■ Exercise objective
Both the line containing "What's the underlying" and the last line of the listing are included: write out exactly the lines from one to the other.

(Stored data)
— START —

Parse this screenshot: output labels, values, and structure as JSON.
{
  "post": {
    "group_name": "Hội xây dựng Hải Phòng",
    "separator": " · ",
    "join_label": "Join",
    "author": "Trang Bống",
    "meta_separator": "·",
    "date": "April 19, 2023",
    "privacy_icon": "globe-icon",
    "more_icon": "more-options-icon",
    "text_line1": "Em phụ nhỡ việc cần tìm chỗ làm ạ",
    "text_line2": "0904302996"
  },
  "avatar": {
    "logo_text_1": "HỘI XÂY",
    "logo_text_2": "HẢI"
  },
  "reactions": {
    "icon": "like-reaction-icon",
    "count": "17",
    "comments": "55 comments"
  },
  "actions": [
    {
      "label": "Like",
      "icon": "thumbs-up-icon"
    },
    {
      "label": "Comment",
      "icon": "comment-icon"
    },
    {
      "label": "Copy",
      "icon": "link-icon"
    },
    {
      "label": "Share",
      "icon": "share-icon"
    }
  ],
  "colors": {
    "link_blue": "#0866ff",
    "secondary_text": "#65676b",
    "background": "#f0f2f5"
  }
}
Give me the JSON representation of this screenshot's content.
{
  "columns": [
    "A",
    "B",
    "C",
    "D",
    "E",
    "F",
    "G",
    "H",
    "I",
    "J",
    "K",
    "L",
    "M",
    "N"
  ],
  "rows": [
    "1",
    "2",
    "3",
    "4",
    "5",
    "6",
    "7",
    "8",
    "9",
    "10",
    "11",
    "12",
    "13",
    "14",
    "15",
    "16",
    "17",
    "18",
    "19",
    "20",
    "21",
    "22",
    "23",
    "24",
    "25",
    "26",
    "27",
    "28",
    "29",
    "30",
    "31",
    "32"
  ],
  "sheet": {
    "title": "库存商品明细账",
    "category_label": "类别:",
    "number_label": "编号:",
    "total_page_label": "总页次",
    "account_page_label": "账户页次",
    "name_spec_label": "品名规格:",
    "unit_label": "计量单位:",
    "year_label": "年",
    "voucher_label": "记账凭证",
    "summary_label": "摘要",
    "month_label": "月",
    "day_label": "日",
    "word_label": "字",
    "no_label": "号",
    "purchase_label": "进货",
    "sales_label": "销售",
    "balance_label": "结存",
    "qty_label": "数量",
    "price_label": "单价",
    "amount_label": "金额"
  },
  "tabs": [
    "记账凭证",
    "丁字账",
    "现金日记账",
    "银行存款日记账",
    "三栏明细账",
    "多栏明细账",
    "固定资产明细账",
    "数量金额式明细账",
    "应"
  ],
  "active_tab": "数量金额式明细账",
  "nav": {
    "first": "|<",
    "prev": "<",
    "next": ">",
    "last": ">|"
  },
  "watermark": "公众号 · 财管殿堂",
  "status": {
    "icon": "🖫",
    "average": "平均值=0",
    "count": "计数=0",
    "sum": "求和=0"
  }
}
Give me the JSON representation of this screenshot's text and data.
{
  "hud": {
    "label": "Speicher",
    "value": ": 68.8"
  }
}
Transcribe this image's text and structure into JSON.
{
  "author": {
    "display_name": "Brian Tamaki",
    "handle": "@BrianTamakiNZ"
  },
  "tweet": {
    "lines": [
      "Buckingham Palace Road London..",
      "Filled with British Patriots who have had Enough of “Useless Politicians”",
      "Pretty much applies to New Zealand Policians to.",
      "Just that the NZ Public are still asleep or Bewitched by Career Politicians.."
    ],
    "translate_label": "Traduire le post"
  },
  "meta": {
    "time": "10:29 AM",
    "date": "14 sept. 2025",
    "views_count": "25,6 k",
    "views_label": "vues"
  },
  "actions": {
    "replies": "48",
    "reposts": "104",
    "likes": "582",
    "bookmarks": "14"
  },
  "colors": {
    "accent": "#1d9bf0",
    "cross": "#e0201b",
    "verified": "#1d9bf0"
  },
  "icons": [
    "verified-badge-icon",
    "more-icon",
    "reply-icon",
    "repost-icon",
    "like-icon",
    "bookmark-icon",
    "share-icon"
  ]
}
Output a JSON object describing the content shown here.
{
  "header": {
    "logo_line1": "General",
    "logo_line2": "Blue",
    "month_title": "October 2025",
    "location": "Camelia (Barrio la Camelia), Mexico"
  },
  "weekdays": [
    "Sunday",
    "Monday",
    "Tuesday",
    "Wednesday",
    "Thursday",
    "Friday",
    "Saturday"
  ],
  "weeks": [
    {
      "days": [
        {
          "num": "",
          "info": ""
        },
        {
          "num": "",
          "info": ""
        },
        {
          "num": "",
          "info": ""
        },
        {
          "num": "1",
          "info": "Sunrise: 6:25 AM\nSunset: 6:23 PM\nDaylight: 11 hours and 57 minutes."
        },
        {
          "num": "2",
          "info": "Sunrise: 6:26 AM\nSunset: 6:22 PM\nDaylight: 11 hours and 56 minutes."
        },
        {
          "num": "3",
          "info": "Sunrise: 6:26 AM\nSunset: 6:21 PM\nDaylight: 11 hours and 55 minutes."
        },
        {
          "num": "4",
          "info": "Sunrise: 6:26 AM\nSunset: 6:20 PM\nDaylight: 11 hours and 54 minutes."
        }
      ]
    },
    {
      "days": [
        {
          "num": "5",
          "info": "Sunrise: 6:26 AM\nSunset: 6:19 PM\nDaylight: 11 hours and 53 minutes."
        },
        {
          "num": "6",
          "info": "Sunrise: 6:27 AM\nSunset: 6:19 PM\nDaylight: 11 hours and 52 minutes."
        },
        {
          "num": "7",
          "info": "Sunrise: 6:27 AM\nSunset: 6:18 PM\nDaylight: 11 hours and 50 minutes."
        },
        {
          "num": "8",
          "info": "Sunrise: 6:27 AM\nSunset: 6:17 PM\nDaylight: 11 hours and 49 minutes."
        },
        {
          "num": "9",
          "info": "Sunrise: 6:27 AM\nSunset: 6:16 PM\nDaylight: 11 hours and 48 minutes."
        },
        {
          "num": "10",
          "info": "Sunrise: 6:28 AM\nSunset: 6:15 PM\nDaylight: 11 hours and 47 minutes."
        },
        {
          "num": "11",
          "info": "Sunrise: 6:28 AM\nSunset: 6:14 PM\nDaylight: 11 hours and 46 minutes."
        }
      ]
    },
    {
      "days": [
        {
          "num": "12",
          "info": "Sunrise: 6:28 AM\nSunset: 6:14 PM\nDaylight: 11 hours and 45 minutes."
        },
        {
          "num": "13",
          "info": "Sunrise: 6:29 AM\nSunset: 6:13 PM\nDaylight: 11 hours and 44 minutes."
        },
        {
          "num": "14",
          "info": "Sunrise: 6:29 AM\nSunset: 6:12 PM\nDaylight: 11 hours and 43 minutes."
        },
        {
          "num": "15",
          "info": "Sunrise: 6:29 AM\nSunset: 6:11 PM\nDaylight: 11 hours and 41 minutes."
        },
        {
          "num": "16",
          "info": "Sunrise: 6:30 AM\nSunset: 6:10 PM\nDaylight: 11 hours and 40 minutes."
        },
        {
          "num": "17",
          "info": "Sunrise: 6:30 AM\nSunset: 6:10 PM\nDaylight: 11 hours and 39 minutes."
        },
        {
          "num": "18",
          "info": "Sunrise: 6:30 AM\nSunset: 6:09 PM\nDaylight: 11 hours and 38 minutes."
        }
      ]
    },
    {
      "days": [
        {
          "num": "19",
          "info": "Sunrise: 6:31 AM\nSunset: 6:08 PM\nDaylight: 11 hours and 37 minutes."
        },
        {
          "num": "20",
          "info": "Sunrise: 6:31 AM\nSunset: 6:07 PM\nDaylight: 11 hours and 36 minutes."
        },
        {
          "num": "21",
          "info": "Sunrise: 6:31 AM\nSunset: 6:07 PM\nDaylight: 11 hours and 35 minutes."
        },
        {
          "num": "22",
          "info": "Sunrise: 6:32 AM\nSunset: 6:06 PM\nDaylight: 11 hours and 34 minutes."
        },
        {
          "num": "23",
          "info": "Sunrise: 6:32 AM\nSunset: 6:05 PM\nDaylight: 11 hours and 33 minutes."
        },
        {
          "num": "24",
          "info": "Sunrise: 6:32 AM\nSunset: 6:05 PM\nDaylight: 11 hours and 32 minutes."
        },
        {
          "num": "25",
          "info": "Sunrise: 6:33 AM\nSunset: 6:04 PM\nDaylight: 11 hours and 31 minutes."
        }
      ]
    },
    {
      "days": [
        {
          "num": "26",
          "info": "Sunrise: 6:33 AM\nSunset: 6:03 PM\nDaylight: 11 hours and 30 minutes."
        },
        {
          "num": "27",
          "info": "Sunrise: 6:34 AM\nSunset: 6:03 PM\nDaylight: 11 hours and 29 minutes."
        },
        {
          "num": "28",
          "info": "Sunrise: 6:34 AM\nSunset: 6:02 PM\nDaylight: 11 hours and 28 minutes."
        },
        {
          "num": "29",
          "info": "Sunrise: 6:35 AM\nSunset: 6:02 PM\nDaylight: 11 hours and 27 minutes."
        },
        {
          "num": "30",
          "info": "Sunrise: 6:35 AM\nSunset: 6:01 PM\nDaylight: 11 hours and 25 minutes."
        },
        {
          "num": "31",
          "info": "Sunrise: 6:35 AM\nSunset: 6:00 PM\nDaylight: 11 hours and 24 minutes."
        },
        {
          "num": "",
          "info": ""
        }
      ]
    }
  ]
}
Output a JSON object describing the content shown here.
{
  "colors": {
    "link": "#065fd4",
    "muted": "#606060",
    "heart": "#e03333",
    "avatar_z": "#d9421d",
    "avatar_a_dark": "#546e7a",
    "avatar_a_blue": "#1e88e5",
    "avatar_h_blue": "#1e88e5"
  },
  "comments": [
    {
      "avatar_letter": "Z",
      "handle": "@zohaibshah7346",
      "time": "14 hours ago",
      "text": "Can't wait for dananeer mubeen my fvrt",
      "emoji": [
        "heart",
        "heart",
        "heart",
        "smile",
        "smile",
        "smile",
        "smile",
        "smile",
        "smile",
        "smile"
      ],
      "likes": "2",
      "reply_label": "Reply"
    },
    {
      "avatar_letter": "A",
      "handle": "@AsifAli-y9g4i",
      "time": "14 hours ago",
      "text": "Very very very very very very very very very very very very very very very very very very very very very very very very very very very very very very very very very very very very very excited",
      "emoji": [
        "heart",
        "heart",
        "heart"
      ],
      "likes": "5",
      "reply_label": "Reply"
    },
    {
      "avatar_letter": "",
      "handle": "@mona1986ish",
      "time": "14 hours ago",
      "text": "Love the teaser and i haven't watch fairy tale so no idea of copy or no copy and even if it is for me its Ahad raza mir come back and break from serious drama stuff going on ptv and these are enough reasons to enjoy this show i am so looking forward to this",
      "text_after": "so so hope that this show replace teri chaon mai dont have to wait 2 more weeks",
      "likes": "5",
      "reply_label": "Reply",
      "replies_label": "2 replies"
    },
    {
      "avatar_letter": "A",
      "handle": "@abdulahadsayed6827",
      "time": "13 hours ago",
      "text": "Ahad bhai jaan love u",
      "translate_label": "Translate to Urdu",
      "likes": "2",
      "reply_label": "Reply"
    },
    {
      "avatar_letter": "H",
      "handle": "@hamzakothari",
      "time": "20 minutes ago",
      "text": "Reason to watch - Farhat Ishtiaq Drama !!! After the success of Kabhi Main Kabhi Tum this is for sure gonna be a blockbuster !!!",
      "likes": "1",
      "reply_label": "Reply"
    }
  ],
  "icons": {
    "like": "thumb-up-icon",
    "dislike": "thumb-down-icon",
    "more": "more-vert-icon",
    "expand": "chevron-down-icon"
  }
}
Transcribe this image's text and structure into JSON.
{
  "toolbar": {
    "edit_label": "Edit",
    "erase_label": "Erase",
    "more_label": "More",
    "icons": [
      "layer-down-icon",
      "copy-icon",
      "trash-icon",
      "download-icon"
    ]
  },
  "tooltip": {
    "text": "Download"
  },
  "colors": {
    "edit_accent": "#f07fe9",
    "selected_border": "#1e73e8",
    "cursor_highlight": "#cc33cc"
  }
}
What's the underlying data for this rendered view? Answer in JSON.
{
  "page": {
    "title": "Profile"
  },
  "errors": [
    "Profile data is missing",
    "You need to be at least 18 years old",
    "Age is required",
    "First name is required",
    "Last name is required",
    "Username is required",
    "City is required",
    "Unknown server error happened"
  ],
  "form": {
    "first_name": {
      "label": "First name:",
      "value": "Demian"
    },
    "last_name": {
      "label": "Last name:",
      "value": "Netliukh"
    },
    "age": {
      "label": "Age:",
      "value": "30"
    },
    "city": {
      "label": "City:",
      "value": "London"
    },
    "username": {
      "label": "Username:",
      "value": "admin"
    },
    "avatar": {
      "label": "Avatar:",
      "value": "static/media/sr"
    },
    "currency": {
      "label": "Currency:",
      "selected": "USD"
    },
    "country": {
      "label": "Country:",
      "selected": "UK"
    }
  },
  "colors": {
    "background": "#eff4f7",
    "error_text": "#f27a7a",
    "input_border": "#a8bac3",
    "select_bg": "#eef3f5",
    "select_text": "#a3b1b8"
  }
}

— END —

■ Problem solution
What's the underlying data for this rendered view? Answer in JSON.
{
  "page": {
    "title": "Profile"
  },
  "errors": [
    "Profile data is missing",
    "You need to be at least 18 years old",
    "Age is required",
    "First name is required",
    "Last name is required",
    "Username is required",
    "City is required",
    "Unknown server error happened"
  ],
  "form": {
    "first_name": {
      "label": "First name:",
      "value": "Demian"
    },
    "last_name": {
      "label": "Last name:",
      "value": "Netliukh"
    },
    "age": {
      "label": "Age:",
      "value": "30"
    },
    "city": {
      "label": "City:",
      "value": "London"
    },
    "username": {
      "label": "Username:",
      "value": "admin"
    },
    "avatar": {
      "label": "Avatar:",
      "value": "static/media/sr"
    },
    "currency": {
      "label": "Currency:",
      "selected": "USD"
    },
    "country": {
      "label": "Country:",
      "selected": "UK"
    }
  },
  "colors": {
    "background": "#eff4f7",
    "error_text": "#f27a7a",
    "input_border": "#a8bac3",
    "select_bg": "#eef3f5",
    "select_text": "#a3b1b8"
  }
}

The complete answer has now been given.